Your instructions - The entries that follow should be written out exactly.

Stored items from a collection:

━━━

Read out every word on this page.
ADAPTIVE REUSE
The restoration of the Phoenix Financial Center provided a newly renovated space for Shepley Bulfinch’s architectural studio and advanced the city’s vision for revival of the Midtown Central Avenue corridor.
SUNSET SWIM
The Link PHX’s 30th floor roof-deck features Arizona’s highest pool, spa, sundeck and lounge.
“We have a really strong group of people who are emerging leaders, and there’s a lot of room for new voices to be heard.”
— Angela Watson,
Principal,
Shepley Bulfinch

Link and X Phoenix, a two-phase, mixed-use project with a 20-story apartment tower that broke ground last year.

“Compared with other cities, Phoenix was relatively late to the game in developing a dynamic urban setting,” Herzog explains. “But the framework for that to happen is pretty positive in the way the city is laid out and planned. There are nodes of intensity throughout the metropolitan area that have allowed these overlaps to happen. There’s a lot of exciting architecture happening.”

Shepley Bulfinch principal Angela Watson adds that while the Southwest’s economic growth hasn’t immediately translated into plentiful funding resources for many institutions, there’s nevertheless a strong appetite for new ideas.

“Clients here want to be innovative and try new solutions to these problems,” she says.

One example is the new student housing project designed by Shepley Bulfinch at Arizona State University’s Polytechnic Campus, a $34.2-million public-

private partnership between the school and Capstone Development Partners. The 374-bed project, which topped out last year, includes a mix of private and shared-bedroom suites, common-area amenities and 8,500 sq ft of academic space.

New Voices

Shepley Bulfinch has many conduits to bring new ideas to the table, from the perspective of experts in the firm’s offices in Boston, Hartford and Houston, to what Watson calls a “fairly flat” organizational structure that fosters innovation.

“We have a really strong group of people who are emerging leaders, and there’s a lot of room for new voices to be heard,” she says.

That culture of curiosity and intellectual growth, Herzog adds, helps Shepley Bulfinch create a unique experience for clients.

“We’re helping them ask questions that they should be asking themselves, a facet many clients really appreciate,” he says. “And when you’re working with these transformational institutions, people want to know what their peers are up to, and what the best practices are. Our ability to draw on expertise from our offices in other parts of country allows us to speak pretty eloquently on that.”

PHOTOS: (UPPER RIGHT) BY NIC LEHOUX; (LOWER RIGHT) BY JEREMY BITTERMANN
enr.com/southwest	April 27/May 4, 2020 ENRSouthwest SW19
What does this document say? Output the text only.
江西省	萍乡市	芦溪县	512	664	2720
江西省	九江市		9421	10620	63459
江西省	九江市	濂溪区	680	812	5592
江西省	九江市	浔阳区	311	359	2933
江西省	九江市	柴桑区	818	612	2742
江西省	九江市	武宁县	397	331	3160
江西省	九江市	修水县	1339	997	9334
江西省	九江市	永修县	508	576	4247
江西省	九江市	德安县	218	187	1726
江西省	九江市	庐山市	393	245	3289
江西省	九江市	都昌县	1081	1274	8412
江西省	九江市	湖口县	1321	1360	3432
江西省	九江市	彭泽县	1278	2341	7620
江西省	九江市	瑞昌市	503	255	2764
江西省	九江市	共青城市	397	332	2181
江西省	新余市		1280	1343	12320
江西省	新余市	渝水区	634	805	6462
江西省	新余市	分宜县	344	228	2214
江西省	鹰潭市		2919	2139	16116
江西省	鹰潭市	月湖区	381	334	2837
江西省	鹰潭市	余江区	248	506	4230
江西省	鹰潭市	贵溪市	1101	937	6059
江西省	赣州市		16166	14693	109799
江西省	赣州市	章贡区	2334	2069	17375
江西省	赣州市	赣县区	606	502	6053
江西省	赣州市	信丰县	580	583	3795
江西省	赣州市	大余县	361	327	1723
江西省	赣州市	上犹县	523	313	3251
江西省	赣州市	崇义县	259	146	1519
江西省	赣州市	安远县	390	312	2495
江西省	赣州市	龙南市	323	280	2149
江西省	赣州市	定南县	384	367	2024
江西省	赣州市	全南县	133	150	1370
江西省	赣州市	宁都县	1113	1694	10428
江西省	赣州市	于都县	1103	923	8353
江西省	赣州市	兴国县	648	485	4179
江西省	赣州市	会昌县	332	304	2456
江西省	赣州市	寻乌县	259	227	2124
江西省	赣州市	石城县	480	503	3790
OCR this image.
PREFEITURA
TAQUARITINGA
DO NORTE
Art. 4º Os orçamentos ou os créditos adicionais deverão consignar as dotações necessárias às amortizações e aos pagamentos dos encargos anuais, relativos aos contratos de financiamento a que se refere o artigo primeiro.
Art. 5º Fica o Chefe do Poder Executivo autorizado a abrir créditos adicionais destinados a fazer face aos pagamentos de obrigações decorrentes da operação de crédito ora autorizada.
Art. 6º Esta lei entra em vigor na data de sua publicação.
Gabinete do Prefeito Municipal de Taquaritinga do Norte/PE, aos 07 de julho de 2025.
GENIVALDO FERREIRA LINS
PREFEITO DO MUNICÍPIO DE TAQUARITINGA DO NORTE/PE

━━━

Solution to this problem -
Read out every word on this page.
ADAPTIVE REUSE
The restoration of the Phoenix Financial Center provided a newly renovated space for Shepley Bulfinch’s architectural studio and advanced the city’s vision for revival of the Midtown Central Avenue corridor.
SUNSET SWIM
The Link PHX’s 30th floor roof-deck features Arizona’s highest pool, spa, sundeck and lounge.
“We have a really strong group of people who are emerging leaders, and there’s a lot of room for new voices to be heard.”
— Angela Watson,
Principal,
Shepley Bulfinch

Link and X Phoenix, a two-phase, mixed-use project with a 20-story apartment tower that broke ground last year.

“Compared with other cities, Phoenix was relatively late to the game in developing a dynamic urban setting,” Herzog explains. “But the framework for that to happen is pretty positive in the way the city is laid out and planned. There are nodes of intensity throughout the metropolitan area that have allowed these overlaps to happen. There’s a lot of exciting architecture happening.”

Shepley Bulfinch principal Angela Watson adds that while the Southwest’s economic growth hasn’t immediately translated into plentiful funding resources for many institutions, there’s nevertheless a strong appetite for new ideas.

“Clients here want to be innovative and try new solutions to these problems,” she says.

One example is the new student housing project designed by Shepley Bulfinch at Arizona State University’s Polytechnic Campus, a $34.2-million public-

private partnership between the school and Capstone Development Partners. The 374-bed project, which topped out last year, includes a mix of private and shared-bedroom suites, common-area amenities and 8,500 sq ft of academic space.

New Voices

Shepley Bulfinch has many conduits to bring new ideas to the table, from the perspective of experts in the firm’s offices in Boston, Hartford and Houston, to what Watson calls a “fairly flat” organizational structure that fosters innovation.

“We have a really strong group of people who are emerging leaders, and there’s a lot of room for new voices to be heard,” she says.

That culture of curiosity and intellectual growth, Herzog adds, helps Shepley Bulfinch create a unique experience for clients.

“We’re helping them ask questions that they should be asking themselves, a facet many clients really appreciate,” he says. “And when you’re working with these transformational institutions, people want to know what their peers are up to, and what the best practices are. Our ability to draw on expertise from our offices in other parts of country allows us to speak pretty eloquently on that.”

PHOTOS: (UPPER RIGHT) BY NIC LEHOUX; (LOWER RIGHT) BY JEREMY BITTERMANN
enr.com/southwest	April 27/May 4, 2020 ENRSouthwest SW19
What does this document say? Output the text only.
江西省	萍乡市	芦溪县	512	664	2720
江西省	九江市		9421	10620	63459
江西省	九江市	濂溪区	680	812	5592
江西省	九江市	浔阳区	311	359	2933
江西省	九江市	柴桑区	818	612	2742
江西省	九江市	武宁县	397	331	3160
江西省	九江市	修水县	1339	997	9334
江西省	九江市	永修县	508	576	4247
江西省	九江市	德安县	218	187	1726
江西省	九江市	庐山市	393	245	3289
江西省	九江市	都昌县	1081	1274	8412
江西省	九江市	湖口县	1321	1360	3432
江西省	九江市	彭泽县	1278	2341	7620
江西省	九江市	瑞昌市	503	255	2764
江西省	九江市	共青城市	397	332	2181
江西省	新余市		1280	1343	12320
江西省	新余市	渝水区	634	805	6462
江西省	新余市	分宜县	344	228	2214
江西省	鹰潭市		2919	2139	16116
江西省	鹰潭市	月湖区	381	334	2837
江西省	鹰潭市	余江区	248	506	4230
江西省	鹰潭市	贵溪市	1101	937	6059
江西省	赣州市		16166	14693	109799
江西省	赣州市	章贡区	2334	2069	17375
江西省	赣州市	赣县区	606	502	6053
江西省	赣州市	信丰县	580	583	3795
江西省	赣州市	大余县	361	327	1723
江西省	赣州市	上犹县	523	313	3251
江西省	赣州市	崇义县	259	146	1519
江西省	赣州市	安远县	390	312	2495
江西省	赣州市	龙南市	323	280	2149
江西省	赣州市	定南县	384	367	2024
江西省	赣州市	全南县	133	150	1370
江西省	赣州市	宁都县	1113	1694	10428
江西省	赣州市	于都县	1103	923	8353
江西省	赣州市	兴国县	648	485	4179
江西省	赣州市	会昌县	332	304	2456
江西省	赣州市	寻乌县	259	227	2124
江西省	赣州市	石城县	480	503	3790
OCR this image.
PREFEITURA
TAQUARITINGA
DO NORTE
Art. 4º Os orçamentos ou os créditos adicionais deverão consignar as dotações necessárias às amortizações e aos pagamentos dos encargos anuais, relativos aos contratos de financiamento a que se refere o artigo primeiro.
Art. 5º Fica o Chefe do Poder Executivo autorizado a abrir créditos adicionais destinados a fazer face aos pagamentos de obrigações decorrentes da operação de crédito ora autorizada.
Art. 6º Esta lei entra em vigor na data de sua publicação.
Gabinete do Prefeito Municipal de Taquaritinga do Norte/PE, aos 07 de julho de 2025.
GENIVALDO FERREIRA LINS
PREFEITO DO MUNICÍPIO DE TAQUARITINGA DO NORTE/PE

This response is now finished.